PROBLEM DETAILS: Write out every entry precisely as given, leaving the pictures out.

INPUT:
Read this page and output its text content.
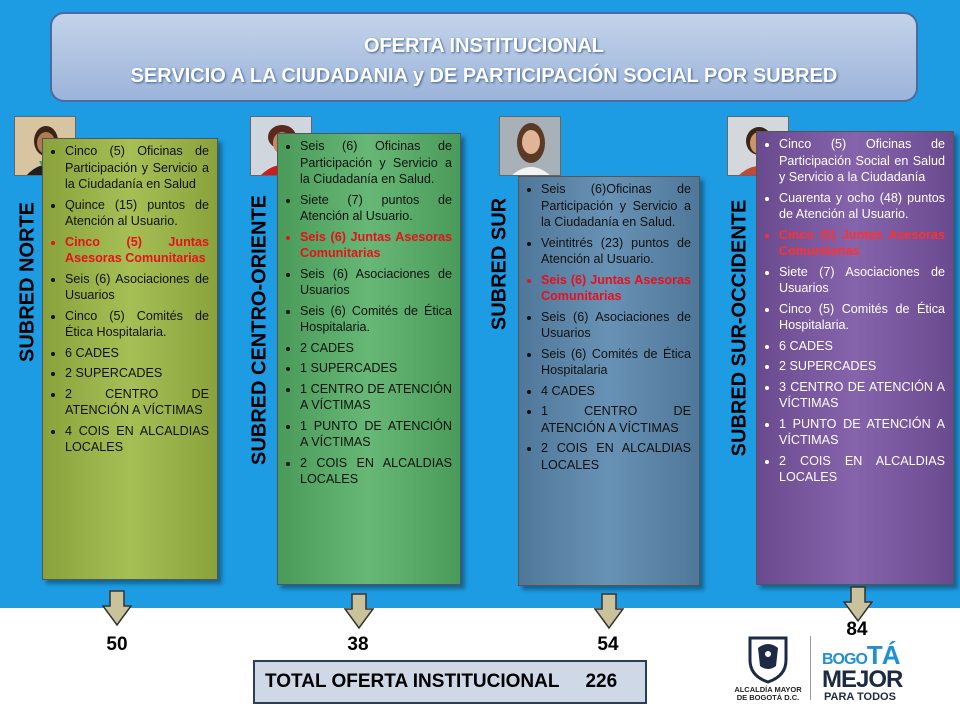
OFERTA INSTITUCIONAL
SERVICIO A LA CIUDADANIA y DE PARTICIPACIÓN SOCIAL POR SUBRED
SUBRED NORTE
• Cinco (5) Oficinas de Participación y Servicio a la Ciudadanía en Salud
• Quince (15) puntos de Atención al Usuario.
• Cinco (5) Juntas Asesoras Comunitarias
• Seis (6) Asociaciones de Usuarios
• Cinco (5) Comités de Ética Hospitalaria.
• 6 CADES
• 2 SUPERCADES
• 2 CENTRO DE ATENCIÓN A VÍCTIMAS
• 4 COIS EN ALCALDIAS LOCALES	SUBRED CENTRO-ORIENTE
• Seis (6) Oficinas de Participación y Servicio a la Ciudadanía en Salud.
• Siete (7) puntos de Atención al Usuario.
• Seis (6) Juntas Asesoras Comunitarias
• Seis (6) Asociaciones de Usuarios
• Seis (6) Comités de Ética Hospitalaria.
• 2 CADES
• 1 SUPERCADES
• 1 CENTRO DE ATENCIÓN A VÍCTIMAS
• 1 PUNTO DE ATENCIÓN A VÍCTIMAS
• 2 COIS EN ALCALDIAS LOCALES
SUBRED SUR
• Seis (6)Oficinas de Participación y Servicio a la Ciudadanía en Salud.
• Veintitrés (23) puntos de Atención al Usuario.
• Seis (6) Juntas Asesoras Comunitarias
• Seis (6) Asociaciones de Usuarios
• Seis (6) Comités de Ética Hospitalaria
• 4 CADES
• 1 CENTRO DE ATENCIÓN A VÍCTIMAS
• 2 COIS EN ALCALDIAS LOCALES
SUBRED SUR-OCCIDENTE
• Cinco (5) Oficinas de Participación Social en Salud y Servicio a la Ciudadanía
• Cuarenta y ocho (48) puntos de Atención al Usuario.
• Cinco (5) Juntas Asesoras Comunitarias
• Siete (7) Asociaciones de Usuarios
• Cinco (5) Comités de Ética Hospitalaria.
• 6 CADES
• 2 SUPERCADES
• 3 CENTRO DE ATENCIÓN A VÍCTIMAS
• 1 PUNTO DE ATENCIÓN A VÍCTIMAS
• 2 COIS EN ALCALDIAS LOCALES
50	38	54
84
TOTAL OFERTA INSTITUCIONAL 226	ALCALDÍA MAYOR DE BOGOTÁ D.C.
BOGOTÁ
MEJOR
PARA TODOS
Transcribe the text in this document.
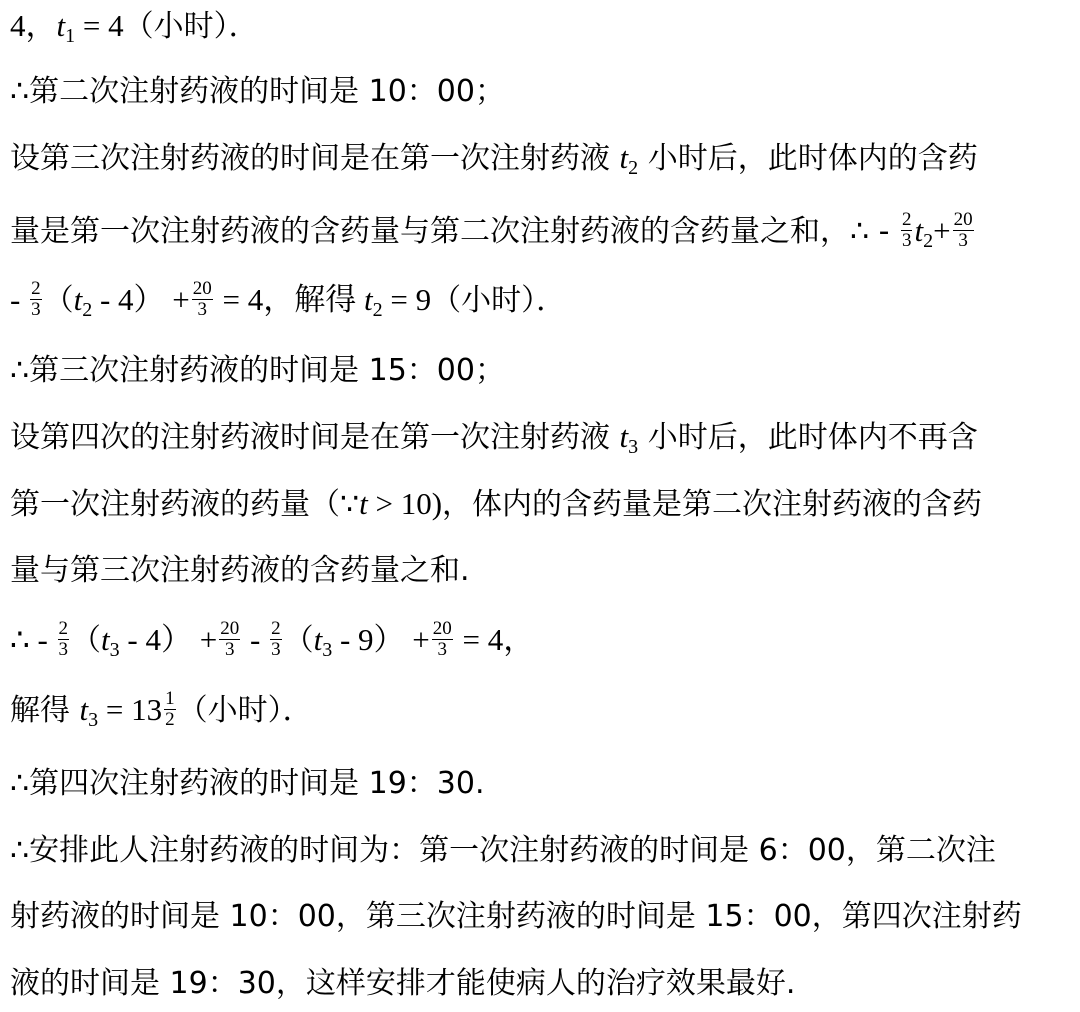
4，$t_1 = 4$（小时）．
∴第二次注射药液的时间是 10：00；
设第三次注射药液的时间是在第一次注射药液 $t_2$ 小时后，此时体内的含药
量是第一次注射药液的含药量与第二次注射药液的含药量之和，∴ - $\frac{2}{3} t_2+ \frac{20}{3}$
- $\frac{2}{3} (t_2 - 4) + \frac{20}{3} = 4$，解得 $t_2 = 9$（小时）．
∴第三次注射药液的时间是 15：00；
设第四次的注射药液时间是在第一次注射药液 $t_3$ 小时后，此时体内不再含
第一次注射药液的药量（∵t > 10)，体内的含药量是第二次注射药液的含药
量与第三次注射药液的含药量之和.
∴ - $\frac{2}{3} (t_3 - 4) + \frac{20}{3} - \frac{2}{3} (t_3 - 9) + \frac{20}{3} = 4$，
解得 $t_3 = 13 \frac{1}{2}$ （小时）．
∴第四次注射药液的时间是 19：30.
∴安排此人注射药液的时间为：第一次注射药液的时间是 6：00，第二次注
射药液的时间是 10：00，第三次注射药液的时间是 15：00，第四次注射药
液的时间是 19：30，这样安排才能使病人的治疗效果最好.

REPLY TO THE TASK:
Read this page and output its text content.
OFERTA INSTITUCIONAL
SERVICIO A LA CIUDADANIA y DE PARTICIPACIÓN SOCIAL POR SUBRED
SUBRED NORTE
• Cinco (5) Oficinas de Participación y Servicio a la Ciudadanía en Salud
• Quince (15) puntos de Atención al Usuario.
• Cinco (5) Juntas Asesoras Comunitarias
• Seis (6) Asociaciones de Usuarios
• Cinco (5) Comités de Ética Hospitalaria.
• 6 CADES
• 2 SUPERCADES
• 2 CENTRO DE ATENCIÓN A VÍCTIMAS
• 4 COIS EN ALCALDIAS LOCALES	SUBRED CENTRO-ORIENTE
• Seis (6) Oficinas de Participación y Servicio a la Ciudadanía en Salud.
• Siete (7) puntos de Atención al Usuario.
• Seis (6) Juntas Asesoras Comunitarias
• Seis (6) Asociaciones de Usuarios
• Seis (6) Comités de Ética Hospitalaria.
• 2 CADES
• 1 SUPERCADES
• 1 CENTRO DE ATENCIÓN A VÍCTIMAS
• 1 PUNTO DE ATENCIÓN A VÍCTIMAS
• 2 COIS EN ALCALDIAS LOCALES
SUBRED SUR
• Seis (6)Oficinas de Participación y Servicio a la Ciudadanía en Salud.
• Veintitrés (23) puntos de Atención al Usuario.
• Seis (6) Juntas Asesoras Comunitarias
• Seis (6) Asociaciones de Usuarios
• Seis (6) Comités de Ética Hospitalaria
• 4 CADES
• 1 CENTRO DE ATENCIÓN A VÍCTIMAS
• 2 COIS EN ALCALDIAS LOCALES
SUBRED SUR-OCCIDENTE
• Cinco (5) Oficinas de Participación Social en Salud y Servicio a la Ciudadanía
• Cuarenta y ocho (48) puntos de Atención al Usuario.
• Cinco (5) Juntas Asesoras Comunitarias
• Siete (7) Asociaciones de Usuarios
• Cinco (5) Comités de Ética Hospitalaria.
• 6 CADES
• 2 SUPERCADES
• 3 CENTRO DE ATENCIÓN A VÍCTIMAS
• 1 PUNTO DE ATENCIÓN A VÍCTIMAS
• 2 COIS EN ALCALDIAS LOCALES
50	38	54
84
TOTAL OFERTA INSTITUCIONAL 226	ALCALDÍA MAYOR DE BOGOTÁ D.C.
BOGOTÁ
MEJOR
PARA TODOS
Transcribe the text in this document.
4，$t_1 = 4$（小时）．
∴第二次注射药液的时间是 10：00；
设第三次注射药液的时间是在第一次注射药液 $t_2$ 小时后，此时体内的含药
量是第一次注射药液的含药量与第二次注射药液的含药量之和，∴ - $\frac{2}{3} t_2+ \frac{20}{3}$
- $\frac{2}{3} (t_2 - 4) + \frac{20}{3} = 4$，解得 $t_2 = 9$（小时）．
∴第三次注射药液的时间是 15：00；
设第四次的注射药液时间是在第一次注射药液 $t_3$ 小时后，此时体内不再含
第一次注射药液的药量（∵t > 10)，体内的含药量是第二次注射药液的含药
量与第三次注射药液的含药量之和.
∴ - $\frac{2}{3} (t_3 - 4) + \frac{20}{3} - \frac{2}{3} (t_3 - 9) + \frac{20}{3} = 4$，
解得 $t_3 = 13 \frac{1}{2}$ （小时）．
∴第四次注射药液的时间是 19：30.
∴安排此人注射药液的时间为：第一次注射药液的时间是 6：00，第二次注
射药液的时间是 10：00，第三次注射药液的时间是 15：00，第四次注射药
液的时间是 19：30，这样安排才能使病人的治疗效果最好.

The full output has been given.